TO DO: List every line of the material below that contains the word "Interface".

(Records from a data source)
|---|

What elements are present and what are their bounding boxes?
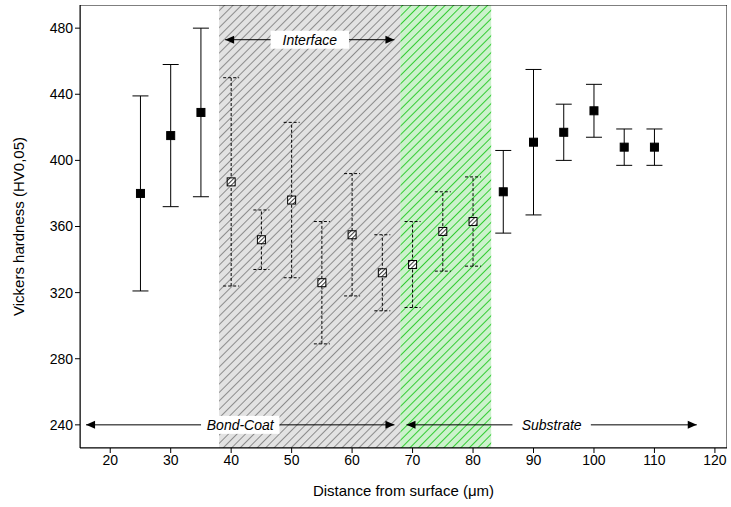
svg-text:50: 50 xyxy=(284,452,300,468)
svg-text:320: 320 xyxy=(50,285,74,301)
svg-text:Interface: Interface xyxy=(283,32,338,48)
svg-text:40: 40 xyxy=(223,452,239,468)
svg-text:480: 480 xyxy=(50,20,74,36)
svg-text:440: 440 xyxy=(50,86,74,102)
svg-text:400: 400 xyxy=(50,152,74,168)
svg-text:Bond-Coat: Bond-Coat xyxy=(207,417,275,433)
svg-text:90: 90 xyxy=(526,452,542,468)
svg-text:110: 110 xyxy=(643,452,666,468)
svg-text:60: 60 xyxy=(344,452,360,468)
svg-text:Substrate: Substrate xyxy=(522,417,582,433)
svg-text:Vickers hardness (HV0,05): Vickers hardness (HV0,05) xyxy=(10,137,27,316)
svg-text:30: 30 xyxy=(163,452,179,468)
svg-text:70: 70 xyxy=(405,452,421,468)
svg-text:240: 240 xyxy=(50,417,74,433)
svg-text:120: 120 xyxy=(703,452,723,468)
svg-text:100: 100 xyxy=(582,452,606,468)
svg-text:280: 280 xyxy=(50,351,74,367)
svg-text:Distance from surface (μm): Distance from surface (μm) xyxy=(313,482,494,499)
svg-text:360: 360 xyxy=(50,218,74,234)
svg-text:20: 20 xyxy=(102,452,118,468)
svg-text:80: 80 xyxy=(465,452,481,468)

|---|

WORKED ANSWER:
svg-text:Interface: Interface xyxy=(283,32,338,48)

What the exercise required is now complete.